[START OF RECORDS SHOWN]

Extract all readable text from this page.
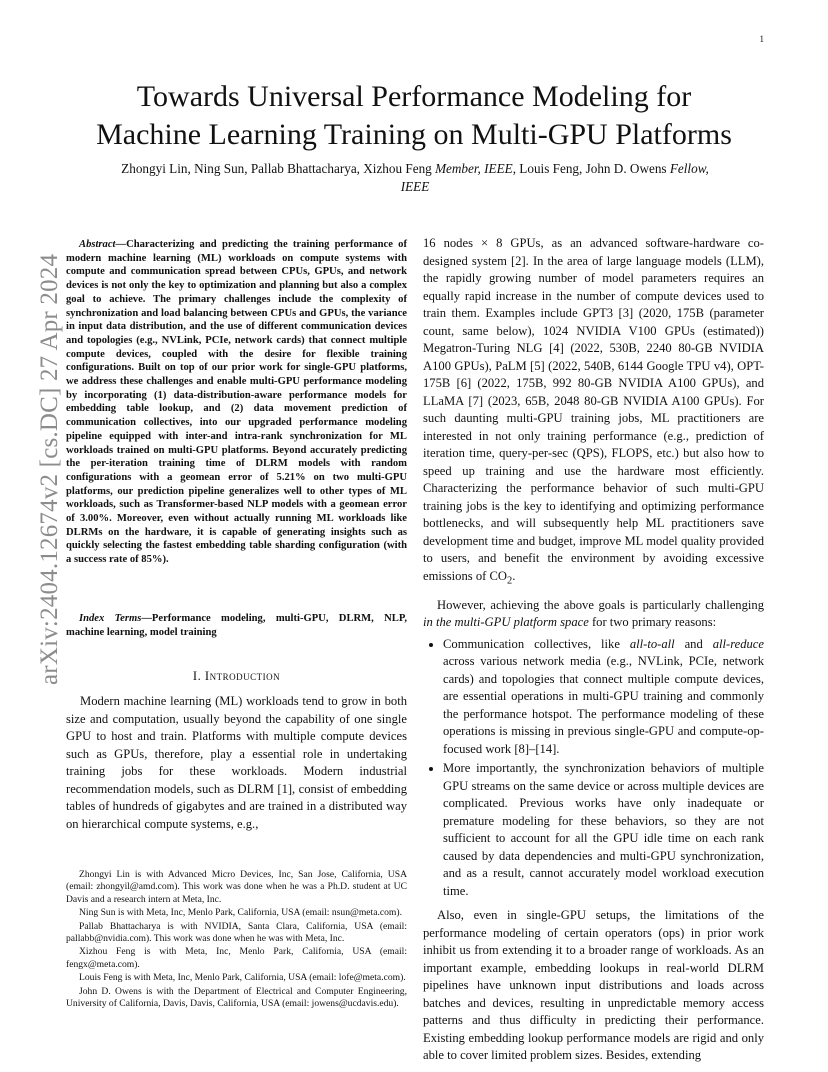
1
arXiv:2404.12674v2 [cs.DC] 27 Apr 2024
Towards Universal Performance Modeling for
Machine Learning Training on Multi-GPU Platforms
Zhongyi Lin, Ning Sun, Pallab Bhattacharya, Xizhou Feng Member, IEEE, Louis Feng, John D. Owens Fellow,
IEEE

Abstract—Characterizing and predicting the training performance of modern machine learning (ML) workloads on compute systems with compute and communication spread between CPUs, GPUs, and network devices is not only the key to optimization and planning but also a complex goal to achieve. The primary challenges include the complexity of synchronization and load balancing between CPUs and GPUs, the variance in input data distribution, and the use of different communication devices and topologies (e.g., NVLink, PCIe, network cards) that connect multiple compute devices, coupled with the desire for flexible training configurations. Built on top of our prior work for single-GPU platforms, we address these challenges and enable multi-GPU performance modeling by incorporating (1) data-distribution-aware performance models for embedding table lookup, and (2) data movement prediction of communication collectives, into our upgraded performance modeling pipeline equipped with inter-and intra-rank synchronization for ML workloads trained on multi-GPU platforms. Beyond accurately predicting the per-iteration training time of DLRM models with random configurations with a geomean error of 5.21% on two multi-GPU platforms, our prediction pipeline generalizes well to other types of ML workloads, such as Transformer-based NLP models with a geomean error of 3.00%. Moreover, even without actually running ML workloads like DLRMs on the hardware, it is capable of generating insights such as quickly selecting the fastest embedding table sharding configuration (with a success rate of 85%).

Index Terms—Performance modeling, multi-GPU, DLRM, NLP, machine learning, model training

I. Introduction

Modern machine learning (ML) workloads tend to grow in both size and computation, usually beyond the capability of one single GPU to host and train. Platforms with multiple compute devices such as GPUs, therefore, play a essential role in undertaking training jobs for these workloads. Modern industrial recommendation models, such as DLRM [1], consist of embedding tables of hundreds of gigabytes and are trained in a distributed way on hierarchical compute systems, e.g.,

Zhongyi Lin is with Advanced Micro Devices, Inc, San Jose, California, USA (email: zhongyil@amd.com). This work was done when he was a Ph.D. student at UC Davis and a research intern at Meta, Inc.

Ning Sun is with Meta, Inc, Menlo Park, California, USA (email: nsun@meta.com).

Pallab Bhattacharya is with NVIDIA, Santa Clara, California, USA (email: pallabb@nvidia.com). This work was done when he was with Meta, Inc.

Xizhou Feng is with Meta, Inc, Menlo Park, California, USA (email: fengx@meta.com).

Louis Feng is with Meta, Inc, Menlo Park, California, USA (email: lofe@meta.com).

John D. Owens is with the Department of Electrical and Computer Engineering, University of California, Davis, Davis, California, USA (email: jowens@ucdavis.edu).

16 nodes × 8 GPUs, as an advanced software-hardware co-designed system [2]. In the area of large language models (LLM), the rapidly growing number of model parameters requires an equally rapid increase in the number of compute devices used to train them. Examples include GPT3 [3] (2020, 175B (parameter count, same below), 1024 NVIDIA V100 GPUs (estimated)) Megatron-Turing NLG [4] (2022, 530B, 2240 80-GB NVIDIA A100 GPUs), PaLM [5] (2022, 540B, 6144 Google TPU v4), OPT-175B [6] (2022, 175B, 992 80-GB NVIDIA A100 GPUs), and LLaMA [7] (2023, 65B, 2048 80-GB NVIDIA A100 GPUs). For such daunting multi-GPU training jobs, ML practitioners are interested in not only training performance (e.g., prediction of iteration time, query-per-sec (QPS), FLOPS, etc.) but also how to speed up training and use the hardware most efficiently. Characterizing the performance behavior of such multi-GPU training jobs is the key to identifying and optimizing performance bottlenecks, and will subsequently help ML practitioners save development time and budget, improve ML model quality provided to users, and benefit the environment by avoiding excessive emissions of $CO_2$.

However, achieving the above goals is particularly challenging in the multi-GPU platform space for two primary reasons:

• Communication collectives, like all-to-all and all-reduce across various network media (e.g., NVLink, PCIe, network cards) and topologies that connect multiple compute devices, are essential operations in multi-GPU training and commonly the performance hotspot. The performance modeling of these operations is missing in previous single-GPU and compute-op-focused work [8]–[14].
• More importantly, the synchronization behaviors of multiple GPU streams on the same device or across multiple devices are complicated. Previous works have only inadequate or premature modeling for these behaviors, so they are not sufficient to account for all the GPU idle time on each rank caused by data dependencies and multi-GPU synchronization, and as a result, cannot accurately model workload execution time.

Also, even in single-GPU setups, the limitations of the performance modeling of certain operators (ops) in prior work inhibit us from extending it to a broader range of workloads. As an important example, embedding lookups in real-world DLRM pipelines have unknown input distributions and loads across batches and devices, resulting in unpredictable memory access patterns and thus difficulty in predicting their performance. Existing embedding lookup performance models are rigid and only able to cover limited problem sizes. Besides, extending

[END OF RECORDS SHOWN]
[START OF RECORDS SHOWN]

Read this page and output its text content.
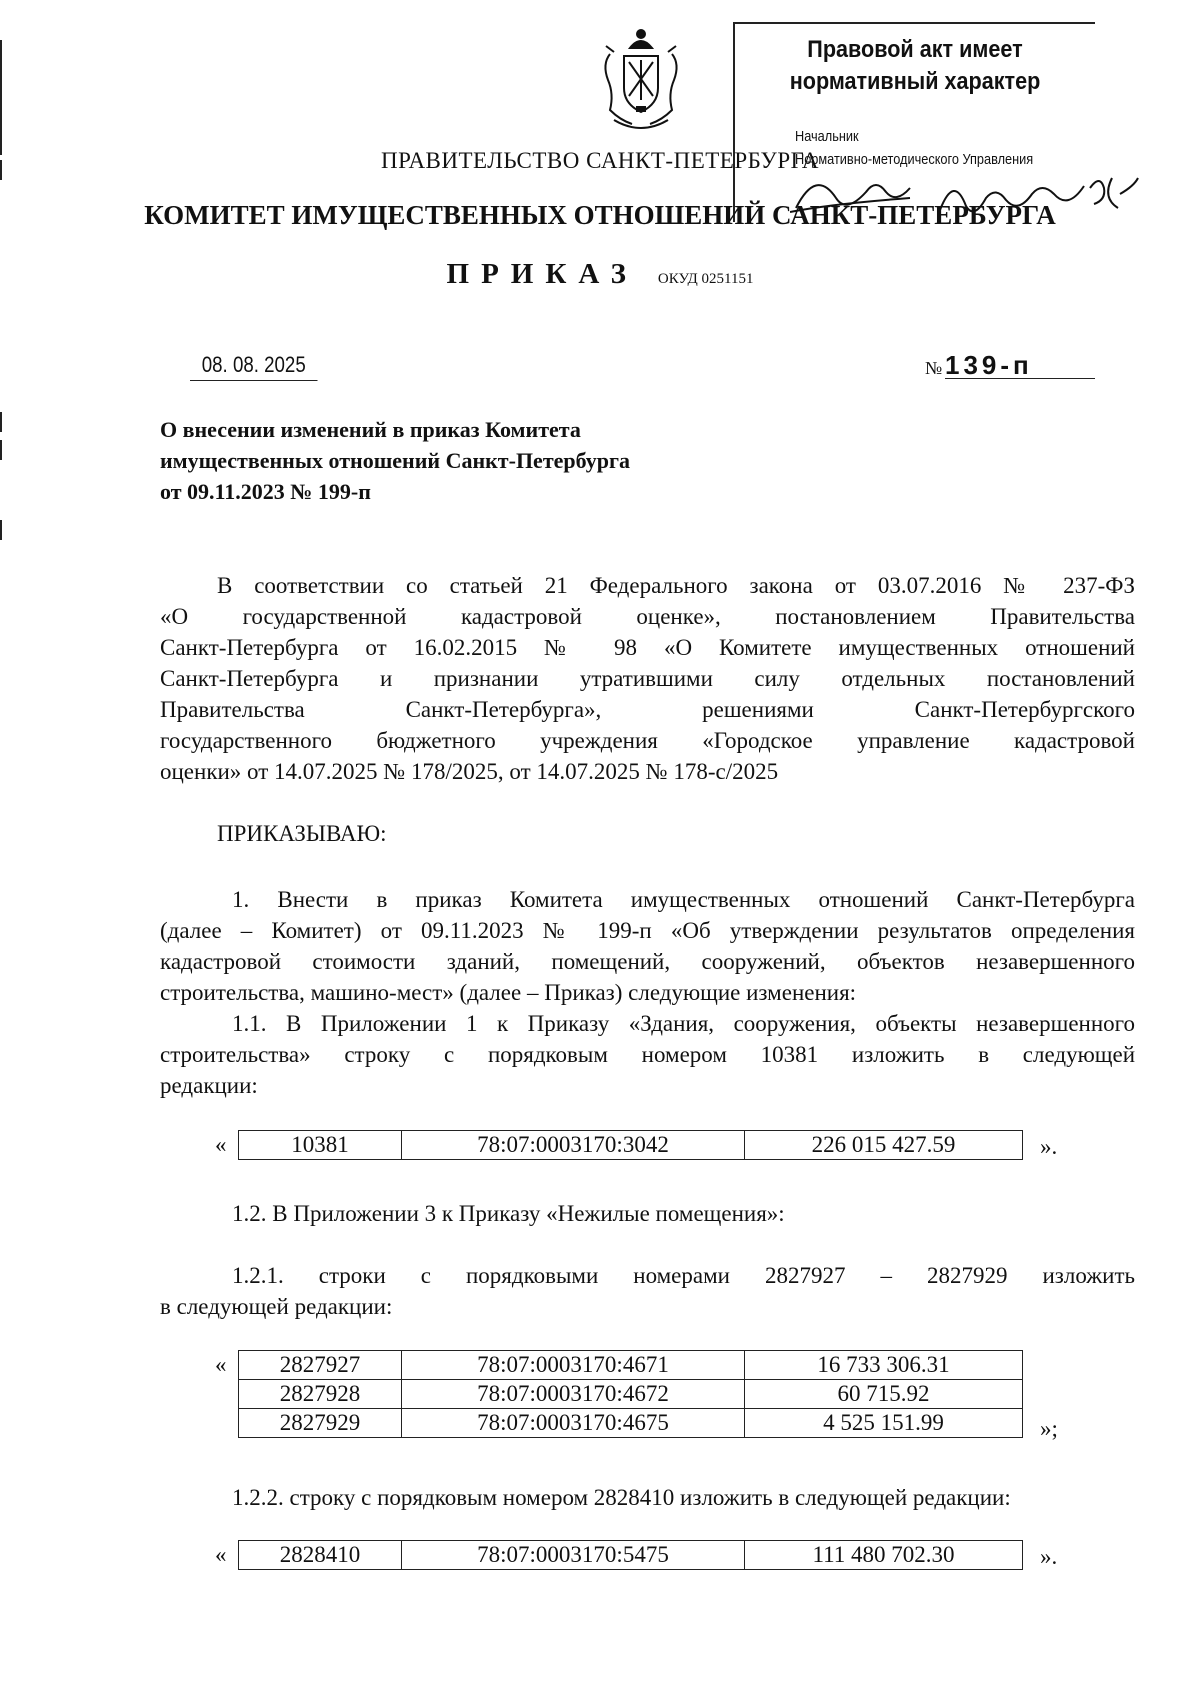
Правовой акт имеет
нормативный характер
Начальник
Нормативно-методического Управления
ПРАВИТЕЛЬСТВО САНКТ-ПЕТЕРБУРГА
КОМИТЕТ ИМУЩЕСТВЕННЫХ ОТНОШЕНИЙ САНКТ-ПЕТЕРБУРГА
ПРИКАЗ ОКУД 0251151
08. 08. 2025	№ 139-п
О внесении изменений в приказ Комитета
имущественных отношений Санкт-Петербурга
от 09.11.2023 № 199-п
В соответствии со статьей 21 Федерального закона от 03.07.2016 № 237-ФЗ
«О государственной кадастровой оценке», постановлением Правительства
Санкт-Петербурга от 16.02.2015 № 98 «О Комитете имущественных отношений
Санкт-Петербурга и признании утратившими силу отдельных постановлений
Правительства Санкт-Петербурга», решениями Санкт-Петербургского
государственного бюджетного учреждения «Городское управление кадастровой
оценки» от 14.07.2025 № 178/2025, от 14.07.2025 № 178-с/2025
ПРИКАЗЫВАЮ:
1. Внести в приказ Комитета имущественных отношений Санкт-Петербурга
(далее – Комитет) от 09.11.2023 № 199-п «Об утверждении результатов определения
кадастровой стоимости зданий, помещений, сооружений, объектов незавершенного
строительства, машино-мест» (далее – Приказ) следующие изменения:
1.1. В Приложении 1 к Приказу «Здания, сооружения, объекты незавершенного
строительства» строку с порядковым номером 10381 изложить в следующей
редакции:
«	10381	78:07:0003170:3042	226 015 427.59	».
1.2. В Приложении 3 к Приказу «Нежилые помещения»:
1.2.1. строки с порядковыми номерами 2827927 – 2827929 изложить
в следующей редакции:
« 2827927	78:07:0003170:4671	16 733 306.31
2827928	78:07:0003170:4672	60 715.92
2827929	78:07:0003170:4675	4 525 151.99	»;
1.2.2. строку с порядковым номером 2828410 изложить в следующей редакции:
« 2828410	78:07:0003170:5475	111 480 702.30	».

[END OF RECORDS SHOWN]
[START OF RECORDS SHOWN]

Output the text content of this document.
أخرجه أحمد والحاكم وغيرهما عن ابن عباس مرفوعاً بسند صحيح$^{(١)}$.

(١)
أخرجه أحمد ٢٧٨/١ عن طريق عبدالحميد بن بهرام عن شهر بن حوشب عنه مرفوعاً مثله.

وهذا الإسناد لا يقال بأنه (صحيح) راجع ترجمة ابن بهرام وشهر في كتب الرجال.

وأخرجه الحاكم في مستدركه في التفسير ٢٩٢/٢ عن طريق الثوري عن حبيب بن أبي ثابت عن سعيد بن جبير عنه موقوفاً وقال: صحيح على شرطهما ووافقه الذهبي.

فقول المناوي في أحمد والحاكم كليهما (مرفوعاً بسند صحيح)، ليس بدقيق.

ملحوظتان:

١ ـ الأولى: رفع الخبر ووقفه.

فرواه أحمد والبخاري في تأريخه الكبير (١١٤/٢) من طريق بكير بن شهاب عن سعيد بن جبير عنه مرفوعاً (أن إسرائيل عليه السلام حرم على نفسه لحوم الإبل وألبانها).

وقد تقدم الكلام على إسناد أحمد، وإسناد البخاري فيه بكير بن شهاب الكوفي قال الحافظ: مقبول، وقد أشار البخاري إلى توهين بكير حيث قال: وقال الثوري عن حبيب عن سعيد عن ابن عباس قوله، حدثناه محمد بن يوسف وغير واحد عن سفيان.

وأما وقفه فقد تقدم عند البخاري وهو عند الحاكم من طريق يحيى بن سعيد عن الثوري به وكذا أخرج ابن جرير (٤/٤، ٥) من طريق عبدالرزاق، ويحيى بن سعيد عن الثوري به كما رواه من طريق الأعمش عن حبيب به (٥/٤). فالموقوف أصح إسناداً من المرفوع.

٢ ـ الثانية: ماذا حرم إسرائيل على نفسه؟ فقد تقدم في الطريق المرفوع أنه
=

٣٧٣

[END OF RECORDS SHOWN]

GIVEN PROBLEM ▸
Look through the entries and return every line where "Приложении" appears.

SOLUTION ▸
1.1. В Приложении 1 к Приказу «Здания, сооружения, объекты незавершенного
1.2. В Приложении 3 к Приказу «Нежилые помещения»:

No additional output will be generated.